**DIRECTIONS:** Identify the lines that include the word "chirurgical", then copy all of them.

- - - -

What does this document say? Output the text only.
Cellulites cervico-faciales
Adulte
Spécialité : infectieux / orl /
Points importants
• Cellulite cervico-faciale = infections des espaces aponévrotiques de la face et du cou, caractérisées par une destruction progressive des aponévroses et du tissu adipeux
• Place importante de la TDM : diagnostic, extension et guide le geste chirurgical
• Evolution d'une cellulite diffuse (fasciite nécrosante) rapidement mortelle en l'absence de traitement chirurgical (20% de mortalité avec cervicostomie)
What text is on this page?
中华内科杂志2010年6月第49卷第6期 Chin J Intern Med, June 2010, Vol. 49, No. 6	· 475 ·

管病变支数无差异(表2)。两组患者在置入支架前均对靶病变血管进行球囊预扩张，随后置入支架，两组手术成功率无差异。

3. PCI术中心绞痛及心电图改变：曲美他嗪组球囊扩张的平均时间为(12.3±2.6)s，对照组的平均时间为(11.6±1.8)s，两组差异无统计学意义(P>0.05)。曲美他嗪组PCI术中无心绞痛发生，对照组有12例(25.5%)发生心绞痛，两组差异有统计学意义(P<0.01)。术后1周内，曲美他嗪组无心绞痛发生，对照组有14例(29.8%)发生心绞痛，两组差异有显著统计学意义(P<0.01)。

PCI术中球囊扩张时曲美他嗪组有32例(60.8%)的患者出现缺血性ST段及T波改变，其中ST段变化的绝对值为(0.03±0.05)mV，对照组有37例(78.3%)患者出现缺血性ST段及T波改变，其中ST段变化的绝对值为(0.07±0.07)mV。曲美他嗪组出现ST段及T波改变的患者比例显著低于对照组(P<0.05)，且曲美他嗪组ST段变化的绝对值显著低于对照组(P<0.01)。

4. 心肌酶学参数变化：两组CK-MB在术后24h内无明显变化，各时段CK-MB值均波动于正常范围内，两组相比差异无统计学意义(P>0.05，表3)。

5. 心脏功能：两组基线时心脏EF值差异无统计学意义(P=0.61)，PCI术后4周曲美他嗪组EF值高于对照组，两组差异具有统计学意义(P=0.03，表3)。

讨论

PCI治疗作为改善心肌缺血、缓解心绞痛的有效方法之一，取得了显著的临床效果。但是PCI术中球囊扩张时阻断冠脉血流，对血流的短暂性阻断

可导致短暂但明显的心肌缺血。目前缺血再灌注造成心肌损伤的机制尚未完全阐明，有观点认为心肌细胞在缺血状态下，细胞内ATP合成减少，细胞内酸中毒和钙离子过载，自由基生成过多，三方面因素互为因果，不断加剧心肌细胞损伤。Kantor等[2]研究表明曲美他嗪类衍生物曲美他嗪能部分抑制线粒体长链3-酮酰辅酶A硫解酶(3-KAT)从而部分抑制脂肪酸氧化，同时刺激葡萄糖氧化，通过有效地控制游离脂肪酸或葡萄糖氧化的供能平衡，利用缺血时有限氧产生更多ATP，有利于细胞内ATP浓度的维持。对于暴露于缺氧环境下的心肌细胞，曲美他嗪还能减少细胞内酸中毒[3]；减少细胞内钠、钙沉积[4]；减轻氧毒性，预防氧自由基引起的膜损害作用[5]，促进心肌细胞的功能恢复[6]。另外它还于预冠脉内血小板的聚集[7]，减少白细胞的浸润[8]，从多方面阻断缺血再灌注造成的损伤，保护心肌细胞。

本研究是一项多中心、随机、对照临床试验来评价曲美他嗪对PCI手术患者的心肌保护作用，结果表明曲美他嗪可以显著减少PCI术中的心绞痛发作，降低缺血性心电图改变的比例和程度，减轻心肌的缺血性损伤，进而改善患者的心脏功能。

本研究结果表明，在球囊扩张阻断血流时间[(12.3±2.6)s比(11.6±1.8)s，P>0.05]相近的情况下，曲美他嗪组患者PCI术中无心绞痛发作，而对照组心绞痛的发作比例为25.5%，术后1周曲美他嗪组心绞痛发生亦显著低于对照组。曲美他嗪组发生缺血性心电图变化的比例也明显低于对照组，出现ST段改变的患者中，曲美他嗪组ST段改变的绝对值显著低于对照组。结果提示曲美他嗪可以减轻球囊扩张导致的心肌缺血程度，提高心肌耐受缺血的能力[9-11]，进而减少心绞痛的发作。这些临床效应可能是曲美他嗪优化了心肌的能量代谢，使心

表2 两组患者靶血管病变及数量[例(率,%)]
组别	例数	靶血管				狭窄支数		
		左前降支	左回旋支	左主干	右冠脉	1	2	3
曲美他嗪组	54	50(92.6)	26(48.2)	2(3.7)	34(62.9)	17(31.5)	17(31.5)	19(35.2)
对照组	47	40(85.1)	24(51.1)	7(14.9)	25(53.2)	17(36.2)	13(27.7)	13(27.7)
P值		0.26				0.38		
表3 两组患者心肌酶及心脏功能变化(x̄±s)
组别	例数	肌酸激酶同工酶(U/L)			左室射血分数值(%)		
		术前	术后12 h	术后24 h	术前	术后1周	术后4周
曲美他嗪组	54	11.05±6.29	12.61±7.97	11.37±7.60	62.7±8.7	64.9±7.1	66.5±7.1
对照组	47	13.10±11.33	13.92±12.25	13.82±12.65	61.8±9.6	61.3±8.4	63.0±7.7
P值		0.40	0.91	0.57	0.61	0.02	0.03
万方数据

- - - -

**WRITTEN SOLUTION:**
• Place importante de la TDM : diagnostic, extension et guide le geste chirurgical
• Evolution d'une cellulite diffuse (fasciite nécrosante) rapidement mortelle en l'absence de traitement chirurgical (20% de mortalité avec cervicostomie)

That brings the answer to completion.